Figure dataset records
-------------------------
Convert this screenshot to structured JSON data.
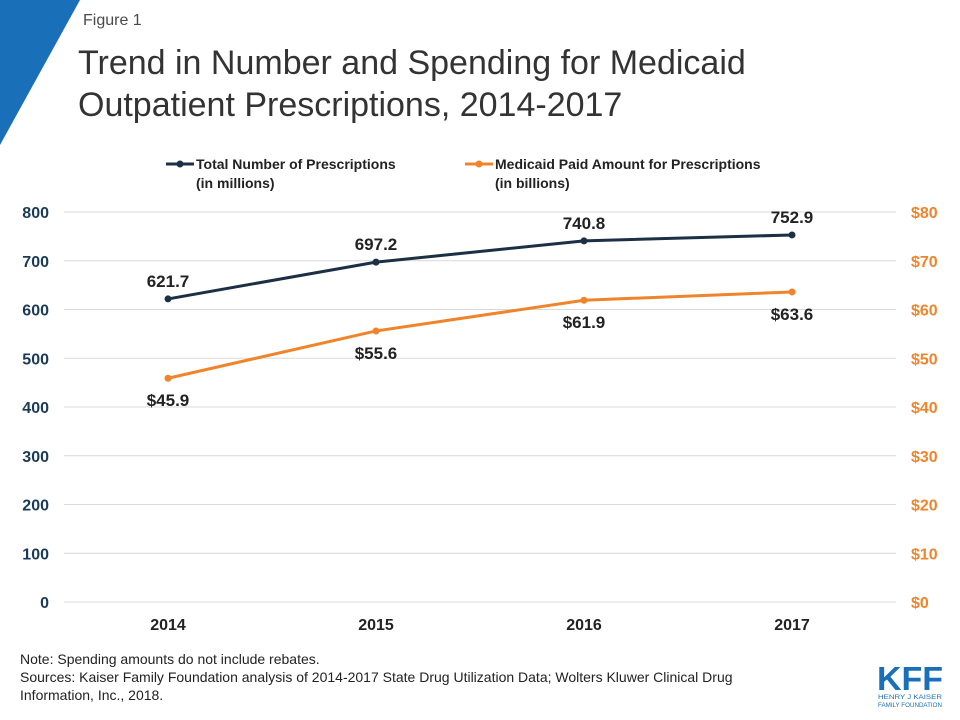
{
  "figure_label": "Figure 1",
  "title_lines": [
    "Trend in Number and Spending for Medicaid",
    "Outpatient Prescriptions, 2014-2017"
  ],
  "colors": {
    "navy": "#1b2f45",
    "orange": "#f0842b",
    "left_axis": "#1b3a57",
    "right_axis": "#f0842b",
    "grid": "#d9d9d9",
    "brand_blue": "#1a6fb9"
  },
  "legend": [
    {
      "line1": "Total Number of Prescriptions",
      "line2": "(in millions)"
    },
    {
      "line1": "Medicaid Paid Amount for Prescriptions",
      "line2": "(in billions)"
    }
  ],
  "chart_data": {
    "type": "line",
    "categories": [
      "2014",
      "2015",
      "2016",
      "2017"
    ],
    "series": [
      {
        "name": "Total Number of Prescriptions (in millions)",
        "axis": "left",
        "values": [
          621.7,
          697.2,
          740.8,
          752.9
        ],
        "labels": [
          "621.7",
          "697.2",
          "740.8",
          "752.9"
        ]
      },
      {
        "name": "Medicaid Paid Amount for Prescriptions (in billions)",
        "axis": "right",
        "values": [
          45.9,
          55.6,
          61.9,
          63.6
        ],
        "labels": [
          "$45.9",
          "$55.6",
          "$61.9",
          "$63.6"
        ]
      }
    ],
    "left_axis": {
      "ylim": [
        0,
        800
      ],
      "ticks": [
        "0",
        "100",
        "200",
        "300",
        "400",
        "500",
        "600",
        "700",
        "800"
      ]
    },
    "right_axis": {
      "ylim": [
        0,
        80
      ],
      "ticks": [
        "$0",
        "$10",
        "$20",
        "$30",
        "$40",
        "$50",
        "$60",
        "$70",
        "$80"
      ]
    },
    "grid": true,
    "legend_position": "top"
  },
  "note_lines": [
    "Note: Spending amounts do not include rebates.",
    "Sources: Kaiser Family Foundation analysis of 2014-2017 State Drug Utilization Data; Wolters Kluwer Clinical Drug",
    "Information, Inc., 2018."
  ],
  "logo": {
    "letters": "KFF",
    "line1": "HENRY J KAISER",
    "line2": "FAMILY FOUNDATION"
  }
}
-------------------------
## What the task asks
Strip out the images, then output the records above word for word.

## Problem solution
Convert this screenshot to structured JSON data.
{
  "figure_label": "Figure 1",
  "title_lines": [
    "Trend in Number and Spending for Medicaid",
    "Outpatient Prescriptions, 2014-2017"
  ],
  "colors": {
    "navy": "#1b2f45",
    "orange": "#f0842b",
    "left_axis": "#1b3a57",
    "right_axis": "#f0842b",
    "grid": "#d9d9d9",
    "brand_blue": "#1a6fb9"
  },
  "legend": [
    {
      "line1": "Total Number of Prescriptions",
      "line2": "(in millions)"
    },
    {
      "line1": "Medicaid Paid Amount for Prescriptions",
      "line2": "(in billions)"
    }
  ],
  "chart_data": {
    "type": "line",
    "categories": [
      "2014",
      "2015",
      "2016",
      "2017"
    ],
    "series": [
      {
        "name": "Total Number of Prescriptions (in millions)",
        "axis": "left",
        "values": [
          621.7,
          697.2,
          740.8,
          752.9
        ],
        "labels": [
          "621.7",
          "697.2",
          "740.8",
          "752.9"
        ]
      },
      {
        "name": "Medicaid Paid Amount for Prescriptions (in billions)",
        "axis": "right",
        "values": [
          45.9,
          55.6,
          61.9,
          63.6
        ],
        "labels": [
          "$45.9",
          "$55.6",
          "$61.9",
          "$63.6"
        ]
      }
    ],
    "left_axis": {
      "ylim": [
        0,
        800
      ],
      "ticks": [
        "0",
        "100",
        "200",
        "300",
        "400",
        "500",
        "600",
        "700",
        "800"
      ]
    },
    "right_axis": {
      "ylim": [
        0,
        80
      ],
      "ticks": [
        "$0",
        "$10",
        "$20",
        "$30",
        "$40",
        "$50",
        "$60",
        "$70",
        "$80"
      ]
    },
    "grid": true,
    "legend_position": "top"
  },
  "note_lines": [
    "Note: Spending amounts do not include rebates.",
    "Sources: Kaiser Family Foundation analysis of 2014-2017 State Drug Utilization Data; Wolters Kluwer Clinical Drug",
    "Information, Inc., 2018."
  ],
  "logo": {
    "letters": "KFF",
    "line1": "HENRY J KAISER",
    "line2": "FAMILY FOUNDATION"
  }
}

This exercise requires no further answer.